__Short problem__: Copy out all of the material exactly as presented.

__Record extracts__:

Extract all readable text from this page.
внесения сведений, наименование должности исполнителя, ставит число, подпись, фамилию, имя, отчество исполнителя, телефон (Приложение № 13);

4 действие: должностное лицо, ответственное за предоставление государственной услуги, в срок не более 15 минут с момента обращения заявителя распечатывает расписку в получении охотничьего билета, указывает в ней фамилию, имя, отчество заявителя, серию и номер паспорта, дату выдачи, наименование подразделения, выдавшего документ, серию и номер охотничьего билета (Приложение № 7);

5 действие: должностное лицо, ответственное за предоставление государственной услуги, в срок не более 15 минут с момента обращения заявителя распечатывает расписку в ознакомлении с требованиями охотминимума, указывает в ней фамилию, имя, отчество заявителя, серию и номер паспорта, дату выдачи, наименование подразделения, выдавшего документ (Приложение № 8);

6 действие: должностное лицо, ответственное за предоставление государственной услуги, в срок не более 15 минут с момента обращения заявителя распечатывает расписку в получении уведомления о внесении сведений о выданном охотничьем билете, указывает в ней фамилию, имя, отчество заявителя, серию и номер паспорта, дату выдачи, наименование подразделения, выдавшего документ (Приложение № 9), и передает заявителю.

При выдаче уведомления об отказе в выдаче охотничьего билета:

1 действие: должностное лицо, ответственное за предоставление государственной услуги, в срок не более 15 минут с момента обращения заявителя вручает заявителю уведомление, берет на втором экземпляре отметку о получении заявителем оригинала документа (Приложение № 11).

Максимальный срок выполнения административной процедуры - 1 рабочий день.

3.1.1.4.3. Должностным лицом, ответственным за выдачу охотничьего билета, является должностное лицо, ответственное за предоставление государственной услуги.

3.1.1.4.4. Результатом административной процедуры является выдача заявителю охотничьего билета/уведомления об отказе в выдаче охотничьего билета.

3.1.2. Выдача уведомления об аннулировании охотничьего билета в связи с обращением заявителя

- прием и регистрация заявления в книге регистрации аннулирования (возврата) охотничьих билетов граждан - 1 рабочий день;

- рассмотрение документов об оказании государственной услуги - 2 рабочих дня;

__Answer to this task__:
Extract all readable text from this page.
внесения сведений, наименование должности исполнителя, ставит число, подпись, фамилию, имя, отчество исполнителя, телефон (Приложение № 13);

4 действие: должностное лицо, ответственное за предоставление государственной услуги, в срок не более 15 минут с момента обращения заявителя распечатывает расписку в получении охотничьего билета, указывает в ней фамилию, имя, отчество заявителя, серию и номер паспорта, дату выдачи, наименование подразделения, выдавшего документ, серию и номер охотничьего билета (Приложение № 7);

5 действие: должностное лицо, ответственное за предоставление государственной услуги, в срок не более 15 минут с момента обращения заявителя распечатывает расписку в ознакомлении с требованиями охотминимума, указывает в ней фамилию, имя, отчество заявителя, серию и номер паспорта, дату выдачи, наименование подразделения, выдавшего документ (Приложение № 8);

6 действие: должностное лицо, ответственное за предоставление государственной услуги, в срок не более 15 минут с момента обращения заявителя распечатывает расписку в получении уведомления о внесении сведений о выданном охотничьем билете, указывает в ней фамилию, имя, отчество заявителя, серию и номер паспорта, дату выдачи, наименование подразделения, выдавшего документ (Приложение № 9), и передает заявителю.

При выдаче уведомления об отказе в выдаче охотничьего билета:

1 действие: должностное лицо, ответственное за предоставление государственной услуги, в срок не более 15 минут с момента обращения заявителя вручает заявителю уведомление, берет на втором экземпляре отметку о получении заявителем оригинала документа (Приложение № 11).

Максимальный срок выполнения административной процедуры - 1 рабочий день.

3.1.1.4.3. Должностным лицом, ответственным за выдачу охотничьего билета, является должностное лицо, ответственное за предоставление государственной услуги.

3.1.1.4.4. Результатом административной процедуры является выдача заявителю охотничьего билета/уведомления об отказе в выдаче охотничьего билета.

3.1.2. Выдача уведомления об аннулировании охотничьего билета в связи с обращением заявителя

- прием и регистрация заявления в книге регистрации аннулирования (возврата) охотничьих билетов граждан - 1 рабочий день;

- рассмотрение документов об оказании государственной услуги - 2 рабочих дня;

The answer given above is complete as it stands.